WHAT TO DO:
(A) According to the excerpt on computer book sales, how many of Amazon's top 25 bestselling computer books are Adobe Photoshop titles?
(B) Decide whether each statement agrees with the excerpt on computer book sales: (i) Hendrickson says Python is seeing good growth. (ii) Thom Hogan's books are sold through Amazon. (iii) Nine of Amazon's top 25 bestselling computer books are digital photography titles.
(C) Write out the part of the excerpt on computer book sales starting at "Digital photography, which" and ending at "on your PDA?", word for word.

EXCERPT TO READ:
* * * * *
Are there any bright spots in computer book sales? Hendrickson: "Ruby on Rails has continued its blazing growth...Agile is a category that is growing and one to watch...Python is also experiencing good growth...We see a large increase in the category of .Net programming [especially] MCTS certification, WPF, and WCF...I expect [Photoshop] to be a huge growth category by the end of 2007..."

And that's about it. It's no surprise that Hendrickson singles out Photoshop books. The top-selling computer books on Amazon in recent years have frequently been Photoshop books. Grabois says: "Looking at Amazon's computer books bestseller list, it is apparent that digital photography in general, and Adobe Photoshop in particular, will be the killer-category-within-a-category that will drive sales over all. Of Amazon's top 25 bestselling computer books, nine are digital photography titles, and six of those are Adobe Photoshop."

Digital photography, which is not what I think of when I think of computer technology, outpaces all "real" computer topics in book sales. But even there, you can sense change in the wind: Earlier I mentioned a friend who is making a good living self-publishing books online. That's Thom Hogan, and his books are Nikon digital and film camera guides published in e-book form on CD-ROM and sold only through his website (www.bythom.com). Thom's doing his part to reinvent the category.

Reinventing the Book

So what does "reinventing the category" mean in technological terms? Is the future of the book a PDF on your PDA?
* * * * *
(Stored items from a collection)

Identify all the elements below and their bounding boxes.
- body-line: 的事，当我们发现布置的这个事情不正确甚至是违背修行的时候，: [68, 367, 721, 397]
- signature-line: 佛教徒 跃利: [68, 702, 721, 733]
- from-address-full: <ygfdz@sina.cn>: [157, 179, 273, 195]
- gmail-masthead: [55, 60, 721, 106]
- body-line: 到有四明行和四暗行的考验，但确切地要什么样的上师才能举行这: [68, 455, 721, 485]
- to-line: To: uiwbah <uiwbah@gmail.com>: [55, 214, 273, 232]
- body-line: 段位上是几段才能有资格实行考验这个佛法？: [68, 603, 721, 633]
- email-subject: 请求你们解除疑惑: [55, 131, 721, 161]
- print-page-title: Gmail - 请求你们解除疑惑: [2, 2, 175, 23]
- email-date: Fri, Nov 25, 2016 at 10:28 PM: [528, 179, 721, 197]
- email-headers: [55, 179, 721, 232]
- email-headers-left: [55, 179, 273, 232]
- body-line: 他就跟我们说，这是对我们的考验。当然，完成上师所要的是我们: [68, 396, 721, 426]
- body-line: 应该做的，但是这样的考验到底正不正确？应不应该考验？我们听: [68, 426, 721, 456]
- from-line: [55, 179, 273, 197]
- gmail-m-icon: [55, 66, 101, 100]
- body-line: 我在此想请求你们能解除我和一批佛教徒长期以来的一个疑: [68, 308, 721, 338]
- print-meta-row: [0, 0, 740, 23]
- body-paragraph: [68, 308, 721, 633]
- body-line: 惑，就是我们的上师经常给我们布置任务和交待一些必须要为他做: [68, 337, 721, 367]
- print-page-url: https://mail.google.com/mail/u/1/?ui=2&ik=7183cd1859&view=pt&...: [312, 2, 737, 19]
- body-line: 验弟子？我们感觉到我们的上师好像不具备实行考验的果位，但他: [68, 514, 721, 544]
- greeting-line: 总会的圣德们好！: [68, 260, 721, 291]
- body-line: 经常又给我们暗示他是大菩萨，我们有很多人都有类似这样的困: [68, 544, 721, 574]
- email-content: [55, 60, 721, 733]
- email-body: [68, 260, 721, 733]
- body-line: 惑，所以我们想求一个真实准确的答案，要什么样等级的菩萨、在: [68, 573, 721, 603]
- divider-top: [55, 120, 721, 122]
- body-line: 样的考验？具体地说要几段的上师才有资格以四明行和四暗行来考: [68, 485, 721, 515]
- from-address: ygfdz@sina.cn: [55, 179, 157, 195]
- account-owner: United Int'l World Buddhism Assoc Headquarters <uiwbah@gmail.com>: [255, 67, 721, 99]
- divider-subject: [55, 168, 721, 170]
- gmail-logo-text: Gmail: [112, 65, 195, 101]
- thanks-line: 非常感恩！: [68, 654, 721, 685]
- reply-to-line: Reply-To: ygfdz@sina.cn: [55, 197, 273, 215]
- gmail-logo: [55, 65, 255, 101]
* * * * *
SOLUTIONS BY TASK:
(A) Six.

(B)
(i) Yes: "Python is also experiencing good growth"
(ii) No: "sold only through his website (www.bythom.com)"
(iii) Yes: "nine are digital photography titles"

(C)
Digital photography, which is not what I think of when I think of computer technology, outpaces all "real" computer topics in book sales. But even there, you can sense change in the wind: Earlier I mentioned a friend who is making a good living self-publishing books online. That's Thom Hogan, and his books are Nikon digital and film camera guides published in e-book form on CD-ROM and sold only through his website (www.bythom.com). Thom's doing his part to reinvent the category.

Reinventing the Book

So what does "reinventing the category" mean in technological terms? Is the future of the book a PDF on your PDA?